* [PROBLEM STATEMENT]: Scan the material and copy every line in which "circle" appears.

Dataset listings of figures
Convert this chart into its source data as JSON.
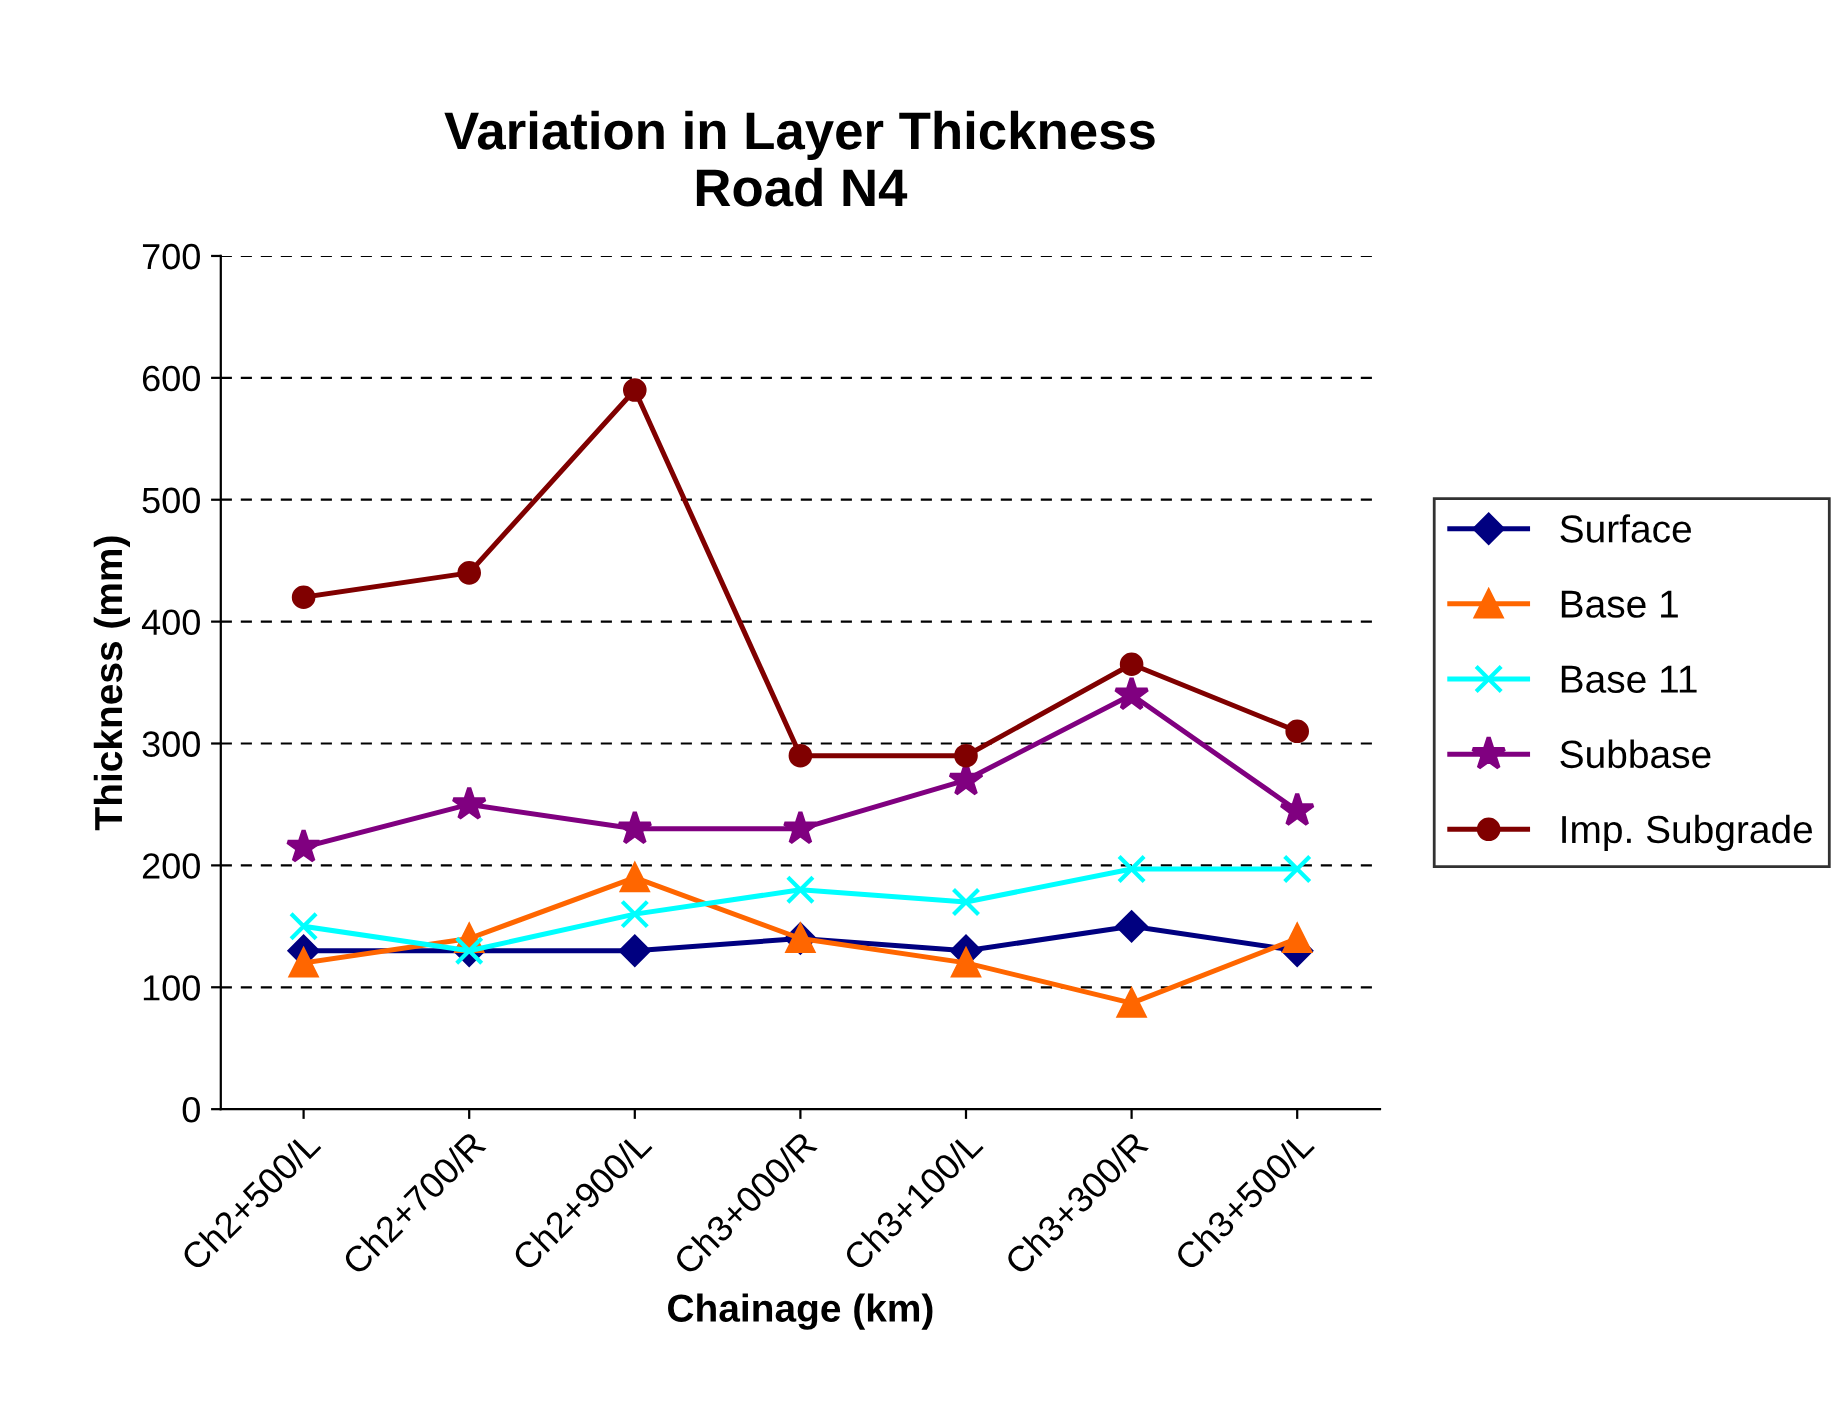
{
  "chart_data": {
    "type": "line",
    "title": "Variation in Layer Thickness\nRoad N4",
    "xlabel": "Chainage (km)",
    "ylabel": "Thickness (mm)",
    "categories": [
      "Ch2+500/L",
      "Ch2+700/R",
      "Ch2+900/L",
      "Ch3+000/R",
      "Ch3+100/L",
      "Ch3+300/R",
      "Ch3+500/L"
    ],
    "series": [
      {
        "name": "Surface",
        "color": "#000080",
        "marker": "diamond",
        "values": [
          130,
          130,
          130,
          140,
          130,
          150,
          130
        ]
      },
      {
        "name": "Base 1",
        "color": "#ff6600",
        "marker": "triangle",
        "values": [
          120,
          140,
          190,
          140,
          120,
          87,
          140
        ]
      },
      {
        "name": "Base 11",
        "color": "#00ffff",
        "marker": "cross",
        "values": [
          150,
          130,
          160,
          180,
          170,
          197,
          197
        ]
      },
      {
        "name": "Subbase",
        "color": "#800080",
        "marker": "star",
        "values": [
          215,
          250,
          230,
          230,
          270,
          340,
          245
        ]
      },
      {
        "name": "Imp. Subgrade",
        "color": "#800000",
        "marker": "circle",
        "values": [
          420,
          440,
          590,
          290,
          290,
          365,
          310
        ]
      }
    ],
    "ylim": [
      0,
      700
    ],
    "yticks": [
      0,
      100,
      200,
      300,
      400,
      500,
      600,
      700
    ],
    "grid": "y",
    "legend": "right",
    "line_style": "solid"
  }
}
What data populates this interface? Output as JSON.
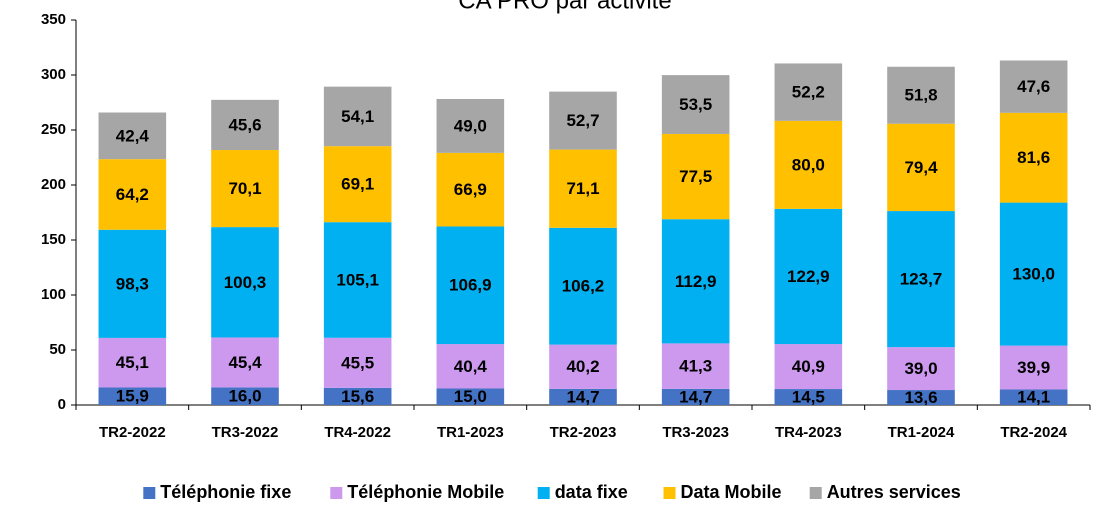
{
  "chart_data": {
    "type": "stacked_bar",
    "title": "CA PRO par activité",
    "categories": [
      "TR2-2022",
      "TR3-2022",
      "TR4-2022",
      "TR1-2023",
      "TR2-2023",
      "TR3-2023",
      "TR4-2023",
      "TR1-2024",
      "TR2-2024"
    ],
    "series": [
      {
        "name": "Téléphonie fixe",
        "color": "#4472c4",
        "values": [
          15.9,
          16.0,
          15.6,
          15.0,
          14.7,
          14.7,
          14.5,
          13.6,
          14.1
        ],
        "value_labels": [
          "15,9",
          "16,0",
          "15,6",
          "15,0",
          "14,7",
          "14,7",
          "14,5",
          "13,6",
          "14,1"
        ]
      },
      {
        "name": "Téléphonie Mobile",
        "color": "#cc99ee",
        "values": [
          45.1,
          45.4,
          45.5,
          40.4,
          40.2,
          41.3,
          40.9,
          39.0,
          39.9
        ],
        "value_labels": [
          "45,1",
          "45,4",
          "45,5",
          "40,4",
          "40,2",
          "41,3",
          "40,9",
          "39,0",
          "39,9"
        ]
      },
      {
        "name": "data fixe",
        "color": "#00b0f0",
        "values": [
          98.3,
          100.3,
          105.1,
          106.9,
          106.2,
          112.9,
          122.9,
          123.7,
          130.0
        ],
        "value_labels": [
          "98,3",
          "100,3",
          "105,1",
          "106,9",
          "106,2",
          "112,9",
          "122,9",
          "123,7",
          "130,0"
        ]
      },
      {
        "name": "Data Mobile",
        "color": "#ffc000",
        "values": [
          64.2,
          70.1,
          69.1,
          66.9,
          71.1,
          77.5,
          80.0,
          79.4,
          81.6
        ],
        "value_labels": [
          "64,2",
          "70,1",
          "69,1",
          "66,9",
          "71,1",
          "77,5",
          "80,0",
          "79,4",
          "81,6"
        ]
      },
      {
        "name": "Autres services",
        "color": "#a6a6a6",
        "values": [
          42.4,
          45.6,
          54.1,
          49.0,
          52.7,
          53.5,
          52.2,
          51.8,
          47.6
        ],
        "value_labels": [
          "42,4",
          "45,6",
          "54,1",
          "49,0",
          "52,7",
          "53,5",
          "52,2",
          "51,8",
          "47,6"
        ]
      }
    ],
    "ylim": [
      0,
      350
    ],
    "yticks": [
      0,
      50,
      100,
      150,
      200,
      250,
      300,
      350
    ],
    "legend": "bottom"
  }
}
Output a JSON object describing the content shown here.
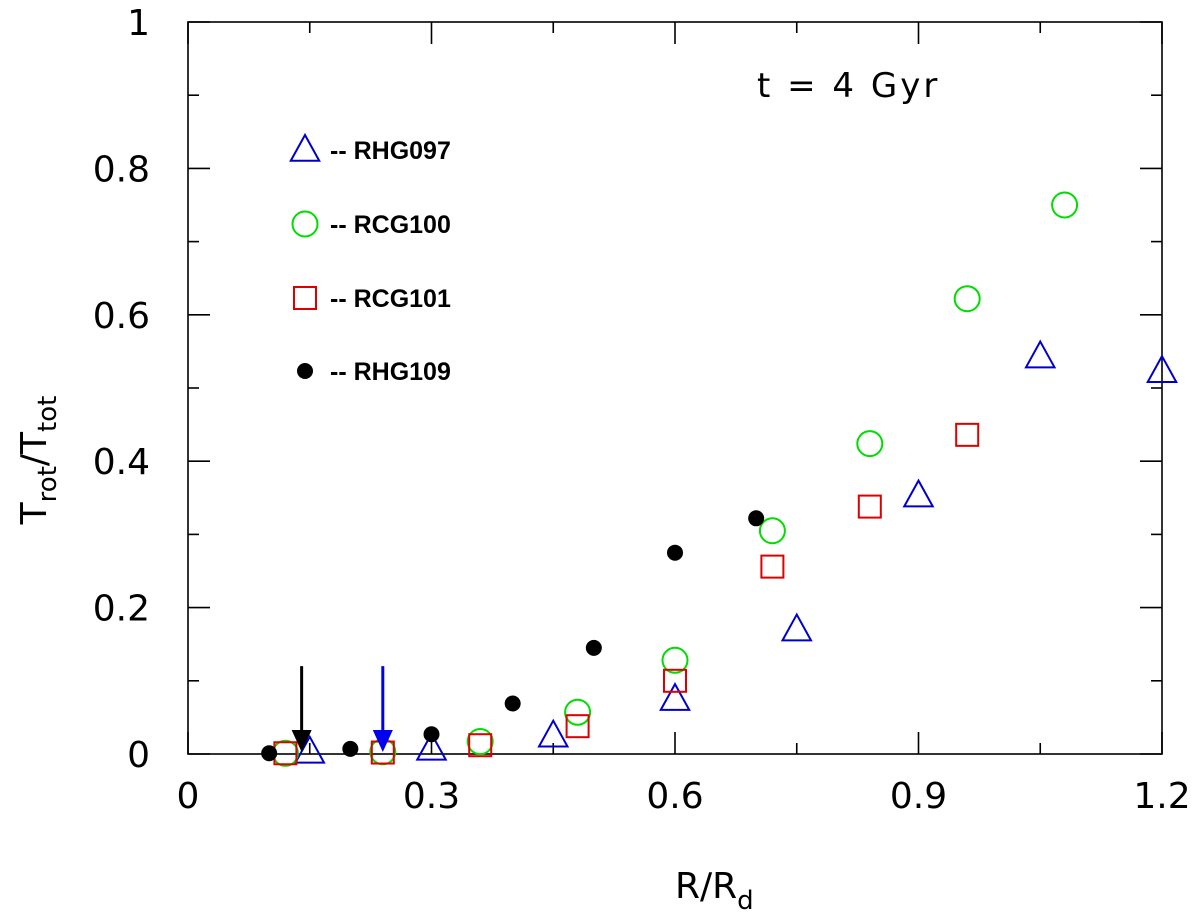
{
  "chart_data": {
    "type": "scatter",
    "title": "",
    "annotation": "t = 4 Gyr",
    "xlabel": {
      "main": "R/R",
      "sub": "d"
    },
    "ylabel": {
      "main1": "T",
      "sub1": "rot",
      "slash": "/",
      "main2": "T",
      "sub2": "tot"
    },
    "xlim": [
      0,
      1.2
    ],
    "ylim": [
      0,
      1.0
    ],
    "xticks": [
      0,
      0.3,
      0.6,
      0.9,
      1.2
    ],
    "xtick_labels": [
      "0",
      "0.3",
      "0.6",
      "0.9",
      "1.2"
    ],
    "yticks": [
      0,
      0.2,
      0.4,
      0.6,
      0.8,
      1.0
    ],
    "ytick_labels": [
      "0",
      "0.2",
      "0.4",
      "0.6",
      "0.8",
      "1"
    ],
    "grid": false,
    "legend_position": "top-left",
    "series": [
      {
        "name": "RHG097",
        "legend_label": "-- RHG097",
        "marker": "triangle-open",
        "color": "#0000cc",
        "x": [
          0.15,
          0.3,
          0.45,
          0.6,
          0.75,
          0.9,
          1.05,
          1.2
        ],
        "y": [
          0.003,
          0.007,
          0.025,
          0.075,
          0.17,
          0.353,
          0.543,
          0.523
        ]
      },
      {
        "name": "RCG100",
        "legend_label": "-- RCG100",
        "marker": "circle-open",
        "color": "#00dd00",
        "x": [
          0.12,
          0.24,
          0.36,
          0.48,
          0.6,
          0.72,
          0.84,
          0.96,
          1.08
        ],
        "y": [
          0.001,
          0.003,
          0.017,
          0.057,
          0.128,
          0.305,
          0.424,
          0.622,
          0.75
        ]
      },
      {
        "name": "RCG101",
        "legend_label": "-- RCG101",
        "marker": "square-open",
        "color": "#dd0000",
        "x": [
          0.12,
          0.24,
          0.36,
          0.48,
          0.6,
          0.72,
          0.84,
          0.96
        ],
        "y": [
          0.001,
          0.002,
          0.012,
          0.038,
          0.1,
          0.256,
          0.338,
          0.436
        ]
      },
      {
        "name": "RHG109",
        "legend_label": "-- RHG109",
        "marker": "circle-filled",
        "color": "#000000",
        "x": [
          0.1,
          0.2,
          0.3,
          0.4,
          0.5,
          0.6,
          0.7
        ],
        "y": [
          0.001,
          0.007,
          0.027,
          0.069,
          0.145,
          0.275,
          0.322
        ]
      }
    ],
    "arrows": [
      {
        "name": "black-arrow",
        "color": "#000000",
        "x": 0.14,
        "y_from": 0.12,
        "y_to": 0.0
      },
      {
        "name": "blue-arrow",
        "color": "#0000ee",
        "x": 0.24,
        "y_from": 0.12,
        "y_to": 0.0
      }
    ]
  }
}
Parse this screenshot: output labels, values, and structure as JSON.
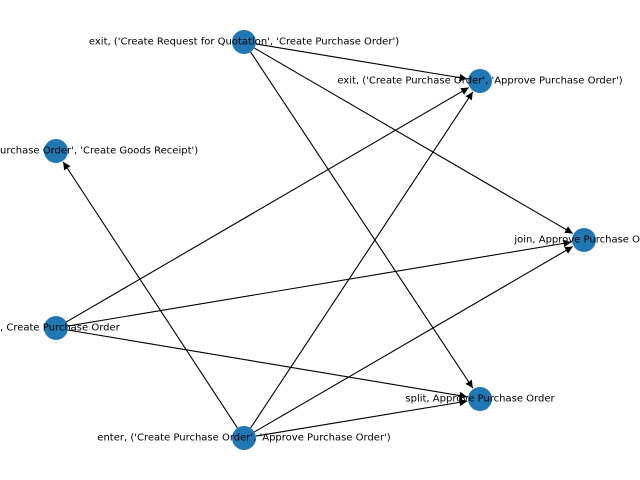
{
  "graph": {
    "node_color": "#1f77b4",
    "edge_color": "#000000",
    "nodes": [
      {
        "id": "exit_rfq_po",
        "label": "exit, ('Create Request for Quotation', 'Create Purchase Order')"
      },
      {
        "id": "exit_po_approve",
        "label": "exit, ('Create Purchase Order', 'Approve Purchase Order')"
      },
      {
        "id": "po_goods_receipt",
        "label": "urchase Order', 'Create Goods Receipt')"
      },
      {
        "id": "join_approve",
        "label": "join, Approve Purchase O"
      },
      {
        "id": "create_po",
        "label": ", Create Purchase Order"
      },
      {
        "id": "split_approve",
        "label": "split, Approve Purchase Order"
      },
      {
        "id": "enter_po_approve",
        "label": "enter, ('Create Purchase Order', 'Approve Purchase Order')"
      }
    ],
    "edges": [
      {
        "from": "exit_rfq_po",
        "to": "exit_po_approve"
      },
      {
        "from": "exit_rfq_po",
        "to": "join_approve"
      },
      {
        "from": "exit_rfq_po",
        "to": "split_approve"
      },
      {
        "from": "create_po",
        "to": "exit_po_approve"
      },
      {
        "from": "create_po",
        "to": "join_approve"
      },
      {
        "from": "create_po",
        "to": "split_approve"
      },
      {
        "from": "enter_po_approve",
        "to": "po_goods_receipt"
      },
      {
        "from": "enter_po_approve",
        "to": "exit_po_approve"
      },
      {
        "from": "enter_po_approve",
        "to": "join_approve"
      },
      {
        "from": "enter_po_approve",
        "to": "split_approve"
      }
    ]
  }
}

* [ANSWER TO THIS EXERCISE]:
        "marker": "circle",
        "marker": "circle-open",
        "marker": "circle-filled",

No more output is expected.